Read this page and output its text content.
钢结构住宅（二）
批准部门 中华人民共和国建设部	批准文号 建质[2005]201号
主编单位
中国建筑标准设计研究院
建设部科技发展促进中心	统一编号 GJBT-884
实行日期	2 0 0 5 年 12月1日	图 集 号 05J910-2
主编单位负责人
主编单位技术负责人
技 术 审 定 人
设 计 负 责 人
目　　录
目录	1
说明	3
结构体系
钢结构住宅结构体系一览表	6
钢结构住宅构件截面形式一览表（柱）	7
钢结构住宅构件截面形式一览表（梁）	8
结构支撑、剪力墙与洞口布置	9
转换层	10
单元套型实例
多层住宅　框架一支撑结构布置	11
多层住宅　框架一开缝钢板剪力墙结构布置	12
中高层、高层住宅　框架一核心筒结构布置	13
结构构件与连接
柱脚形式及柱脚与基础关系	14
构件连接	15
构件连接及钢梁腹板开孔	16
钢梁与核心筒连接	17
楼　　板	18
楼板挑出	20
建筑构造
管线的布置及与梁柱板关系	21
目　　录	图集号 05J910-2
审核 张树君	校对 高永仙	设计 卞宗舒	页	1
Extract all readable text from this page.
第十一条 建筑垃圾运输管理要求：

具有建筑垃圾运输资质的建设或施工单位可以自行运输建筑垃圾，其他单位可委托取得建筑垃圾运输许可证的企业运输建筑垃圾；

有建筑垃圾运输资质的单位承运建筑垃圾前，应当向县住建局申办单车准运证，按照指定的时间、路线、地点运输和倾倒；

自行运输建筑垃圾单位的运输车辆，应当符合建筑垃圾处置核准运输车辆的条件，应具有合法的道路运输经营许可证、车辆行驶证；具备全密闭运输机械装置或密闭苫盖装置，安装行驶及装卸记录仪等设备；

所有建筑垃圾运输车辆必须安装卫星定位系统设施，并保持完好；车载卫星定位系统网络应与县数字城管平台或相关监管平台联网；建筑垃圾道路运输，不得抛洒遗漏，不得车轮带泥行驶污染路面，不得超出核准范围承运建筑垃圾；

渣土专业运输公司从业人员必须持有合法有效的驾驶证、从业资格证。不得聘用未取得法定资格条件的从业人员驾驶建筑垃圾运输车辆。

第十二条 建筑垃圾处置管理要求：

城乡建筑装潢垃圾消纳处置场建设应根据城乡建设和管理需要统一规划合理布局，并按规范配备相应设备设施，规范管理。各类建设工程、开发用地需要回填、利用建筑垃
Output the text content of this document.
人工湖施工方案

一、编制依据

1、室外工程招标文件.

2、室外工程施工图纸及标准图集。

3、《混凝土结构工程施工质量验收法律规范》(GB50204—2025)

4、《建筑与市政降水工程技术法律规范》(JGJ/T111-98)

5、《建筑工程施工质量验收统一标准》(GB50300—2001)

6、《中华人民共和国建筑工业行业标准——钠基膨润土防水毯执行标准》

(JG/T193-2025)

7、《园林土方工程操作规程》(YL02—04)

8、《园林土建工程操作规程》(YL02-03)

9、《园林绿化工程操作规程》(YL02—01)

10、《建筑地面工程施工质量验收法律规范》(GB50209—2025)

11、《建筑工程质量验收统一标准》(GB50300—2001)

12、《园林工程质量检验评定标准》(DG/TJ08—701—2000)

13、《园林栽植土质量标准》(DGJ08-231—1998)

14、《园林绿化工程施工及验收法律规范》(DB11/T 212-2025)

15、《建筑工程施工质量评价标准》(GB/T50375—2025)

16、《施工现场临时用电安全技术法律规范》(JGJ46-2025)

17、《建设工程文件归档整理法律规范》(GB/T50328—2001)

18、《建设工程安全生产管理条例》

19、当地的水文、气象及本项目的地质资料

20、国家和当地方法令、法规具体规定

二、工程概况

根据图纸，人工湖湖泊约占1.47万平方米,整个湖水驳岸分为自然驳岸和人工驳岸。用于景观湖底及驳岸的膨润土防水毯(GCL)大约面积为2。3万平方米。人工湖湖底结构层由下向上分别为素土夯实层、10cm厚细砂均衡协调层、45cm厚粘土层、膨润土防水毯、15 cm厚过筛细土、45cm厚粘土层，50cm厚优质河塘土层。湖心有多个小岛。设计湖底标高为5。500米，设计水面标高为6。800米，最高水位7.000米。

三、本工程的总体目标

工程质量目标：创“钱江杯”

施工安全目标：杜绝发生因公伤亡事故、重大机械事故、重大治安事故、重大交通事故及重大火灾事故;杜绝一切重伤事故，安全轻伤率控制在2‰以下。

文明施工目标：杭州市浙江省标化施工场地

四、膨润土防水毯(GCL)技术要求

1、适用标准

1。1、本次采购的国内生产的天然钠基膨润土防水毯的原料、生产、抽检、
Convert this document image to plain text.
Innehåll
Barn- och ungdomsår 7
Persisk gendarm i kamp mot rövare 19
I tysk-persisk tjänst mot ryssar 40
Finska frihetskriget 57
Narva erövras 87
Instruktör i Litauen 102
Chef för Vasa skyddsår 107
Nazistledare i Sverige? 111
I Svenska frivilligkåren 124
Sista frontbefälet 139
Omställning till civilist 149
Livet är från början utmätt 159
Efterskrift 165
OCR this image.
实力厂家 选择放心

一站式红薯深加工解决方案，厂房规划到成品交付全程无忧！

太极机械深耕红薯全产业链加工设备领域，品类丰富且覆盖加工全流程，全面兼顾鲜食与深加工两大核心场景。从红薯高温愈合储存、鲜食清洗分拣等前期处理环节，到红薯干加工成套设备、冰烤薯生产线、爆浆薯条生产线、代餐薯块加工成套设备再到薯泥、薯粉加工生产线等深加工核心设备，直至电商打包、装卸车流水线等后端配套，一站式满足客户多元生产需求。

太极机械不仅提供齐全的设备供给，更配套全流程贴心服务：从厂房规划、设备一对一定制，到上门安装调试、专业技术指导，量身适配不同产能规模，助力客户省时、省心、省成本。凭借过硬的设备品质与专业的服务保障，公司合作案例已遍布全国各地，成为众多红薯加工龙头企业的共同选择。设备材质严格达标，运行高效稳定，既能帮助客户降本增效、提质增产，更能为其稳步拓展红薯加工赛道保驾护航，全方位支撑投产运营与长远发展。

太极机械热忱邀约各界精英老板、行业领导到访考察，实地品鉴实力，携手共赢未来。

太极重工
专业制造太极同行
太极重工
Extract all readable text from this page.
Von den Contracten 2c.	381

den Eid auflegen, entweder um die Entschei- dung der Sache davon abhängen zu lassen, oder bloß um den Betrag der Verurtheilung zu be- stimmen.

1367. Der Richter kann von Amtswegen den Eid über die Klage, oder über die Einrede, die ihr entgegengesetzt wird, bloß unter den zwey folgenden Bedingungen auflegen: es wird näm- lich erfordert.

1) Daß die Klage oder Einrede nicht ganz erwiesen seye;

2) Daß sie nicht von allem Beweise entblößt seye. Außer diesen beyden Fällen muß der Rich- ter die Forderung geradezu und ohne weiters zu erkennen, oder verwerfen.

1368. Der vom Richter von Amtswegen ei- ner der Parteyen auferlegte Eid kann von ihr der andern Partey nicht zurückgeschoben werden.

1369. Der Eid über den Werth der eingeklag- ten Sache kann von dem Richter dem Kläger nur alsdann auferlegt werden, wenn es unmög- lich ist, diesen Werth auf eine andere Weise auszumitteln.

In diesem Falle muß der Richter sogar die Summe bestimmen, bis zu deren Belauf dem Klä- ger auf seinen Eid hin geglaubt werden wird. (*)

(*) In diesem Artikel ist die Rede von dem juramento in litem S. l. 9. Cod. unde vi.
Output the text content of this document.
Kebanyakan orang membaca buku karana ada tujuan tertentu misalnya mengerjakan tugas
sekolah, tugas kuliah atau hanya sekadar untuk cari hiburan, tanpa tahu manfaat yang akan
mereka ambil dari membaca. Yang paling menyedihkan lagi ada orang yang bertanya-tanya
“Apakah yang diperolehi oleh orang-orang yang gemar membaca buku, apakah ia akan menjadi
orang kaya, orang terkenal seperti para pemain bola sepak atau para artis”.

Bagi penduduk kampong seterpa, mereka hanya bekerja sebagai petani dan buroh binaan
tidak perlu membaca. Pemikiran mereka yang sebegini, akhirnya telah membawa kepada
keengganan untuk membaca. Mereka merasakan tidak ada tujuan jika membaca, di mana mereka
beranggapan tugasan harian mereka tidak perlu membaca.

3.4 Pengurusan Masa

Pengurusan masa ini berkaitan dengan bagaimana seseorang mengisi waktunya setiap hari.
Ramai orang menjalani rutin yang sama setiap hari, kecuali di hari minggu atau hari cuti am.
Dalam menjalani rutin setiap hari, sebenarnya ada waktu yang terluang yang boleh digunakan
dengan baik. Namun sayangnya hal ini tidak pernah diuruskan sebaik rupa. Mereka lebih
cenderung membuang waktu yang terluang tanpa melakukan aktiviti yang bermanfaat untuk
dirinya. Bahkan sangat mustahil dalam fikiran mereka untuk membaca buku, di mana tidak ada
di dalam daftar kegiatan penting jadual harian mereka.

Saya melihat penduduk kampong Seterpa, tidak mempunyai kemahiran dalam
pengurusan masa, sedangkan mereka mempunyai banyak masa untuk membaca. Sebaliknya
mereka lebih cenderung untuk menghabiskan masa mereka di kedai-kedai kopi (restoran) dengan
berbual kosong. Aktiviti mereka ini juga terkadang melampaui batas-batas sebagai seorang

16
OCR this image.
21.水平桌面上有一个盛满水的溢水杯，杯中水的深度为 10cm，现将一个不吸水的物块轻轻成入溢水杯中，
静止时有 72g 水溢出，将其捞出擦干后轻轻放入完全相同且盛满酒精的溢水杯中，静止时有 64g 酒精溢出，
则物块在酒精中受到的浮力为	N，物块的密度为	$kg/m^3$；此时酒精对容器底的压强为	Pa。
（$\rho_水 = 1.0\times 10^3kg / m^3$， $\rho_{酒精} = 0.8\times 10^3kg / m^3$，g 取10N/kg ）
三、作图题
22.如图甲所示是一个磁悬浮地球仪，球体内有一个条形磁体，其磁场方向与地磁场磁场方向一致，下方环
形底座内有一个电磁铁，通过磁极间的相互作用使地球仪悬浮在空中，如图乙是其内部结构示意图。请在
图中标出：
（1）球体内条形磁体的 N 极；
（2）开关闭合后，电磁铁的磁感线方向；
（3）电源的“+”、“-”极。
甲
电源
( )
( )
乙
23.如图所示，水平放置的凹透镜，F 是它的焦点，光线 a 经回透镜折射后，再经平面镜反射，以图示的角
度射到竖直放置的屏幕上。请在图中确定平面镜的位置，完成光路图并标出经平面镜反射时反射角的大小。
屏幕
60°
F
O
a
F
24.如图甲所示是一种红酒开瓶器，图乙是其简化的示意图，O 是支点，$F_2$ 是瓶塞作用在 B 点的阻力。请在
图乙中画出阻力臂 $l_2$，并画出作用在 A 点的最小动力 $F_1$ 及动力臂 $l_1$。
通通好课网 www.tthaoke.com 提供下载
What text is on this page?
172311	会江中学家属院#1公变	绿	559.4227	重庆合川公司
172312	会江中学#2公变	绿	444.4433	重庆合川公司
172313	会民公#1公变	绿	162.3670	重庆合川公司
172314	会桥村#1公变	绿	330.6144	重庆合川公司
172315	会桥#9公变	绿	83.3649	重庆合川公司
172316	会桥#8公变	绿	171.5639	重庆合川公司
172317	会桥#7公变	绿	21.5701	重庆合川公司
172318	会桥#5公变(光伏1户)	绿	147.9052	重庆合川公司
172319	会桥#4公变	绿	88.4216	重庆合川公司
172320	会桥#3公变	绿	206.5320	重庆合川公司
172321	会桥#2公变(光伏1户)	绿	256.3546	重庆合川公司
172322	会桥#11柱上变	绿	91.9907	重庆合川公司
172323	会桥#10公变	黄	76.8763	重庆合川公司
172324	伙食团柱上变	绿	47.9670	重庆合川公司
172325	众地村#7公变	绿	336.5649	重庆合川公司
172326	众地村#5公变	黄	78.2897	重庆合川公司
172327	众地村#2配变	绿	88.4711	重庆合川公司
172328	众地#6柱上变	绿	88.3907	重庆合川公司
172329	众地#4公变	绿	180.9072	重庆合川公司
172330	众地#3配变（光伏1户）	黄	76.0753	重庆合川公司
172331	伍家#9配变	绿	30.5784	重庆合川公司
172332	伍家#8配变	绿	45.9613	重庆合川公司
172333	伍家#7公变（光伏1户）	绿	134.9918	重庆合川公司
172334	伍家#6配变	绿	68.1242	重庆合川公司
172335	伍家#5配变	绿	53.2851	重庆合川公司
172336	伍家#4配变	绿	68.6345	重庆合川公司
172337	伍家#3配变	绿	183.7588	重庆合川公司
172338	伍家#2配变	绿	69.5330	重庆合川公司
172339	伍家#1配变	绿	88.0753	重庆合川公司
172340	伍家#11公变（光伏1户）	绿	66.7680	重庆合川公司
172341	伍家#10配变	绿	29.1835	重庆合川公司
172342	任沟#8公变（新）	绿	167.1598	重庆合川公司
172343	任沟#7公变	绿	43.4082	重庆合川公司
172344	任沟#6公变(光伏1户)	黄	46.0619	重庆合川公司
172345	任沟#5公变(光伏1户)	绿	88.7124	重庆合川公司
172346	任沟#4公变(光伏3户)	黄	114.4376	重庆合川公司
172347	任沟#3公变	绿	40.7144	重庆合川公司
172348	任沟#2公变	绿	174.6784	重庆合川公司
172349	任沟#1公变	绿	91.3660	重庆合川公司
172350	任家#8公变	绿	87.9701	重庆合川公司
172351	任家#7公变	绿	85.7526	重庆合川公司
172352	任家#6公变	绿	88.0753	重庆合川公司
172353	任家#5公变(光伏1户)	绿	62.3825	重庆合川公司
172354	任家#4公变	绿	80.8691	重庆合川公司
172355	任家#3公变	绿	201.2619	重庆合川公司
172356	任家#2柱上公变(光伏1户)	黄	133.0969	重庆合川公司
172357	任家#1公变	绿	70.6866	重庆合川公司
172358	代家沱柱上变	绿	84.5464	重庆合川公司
━━━━━━
Task directions — Search the entries for the string "wird" and collect each line that has it.

Written answer —
1367. Der Richter kann von Amtswegen den Eid über die Klage, oder über die Einrede, die ihr entgegengesetzt wird, bloß unter den zwey folgenden Bedingungen auflegen: es wird näm- lich erfordert.
In diesem Falle muß der Richter sogar die Summe bestimmen, bis zu deren Belauf dem Klä- ger auf seinen Eid hin geglaubt werden wird. (*)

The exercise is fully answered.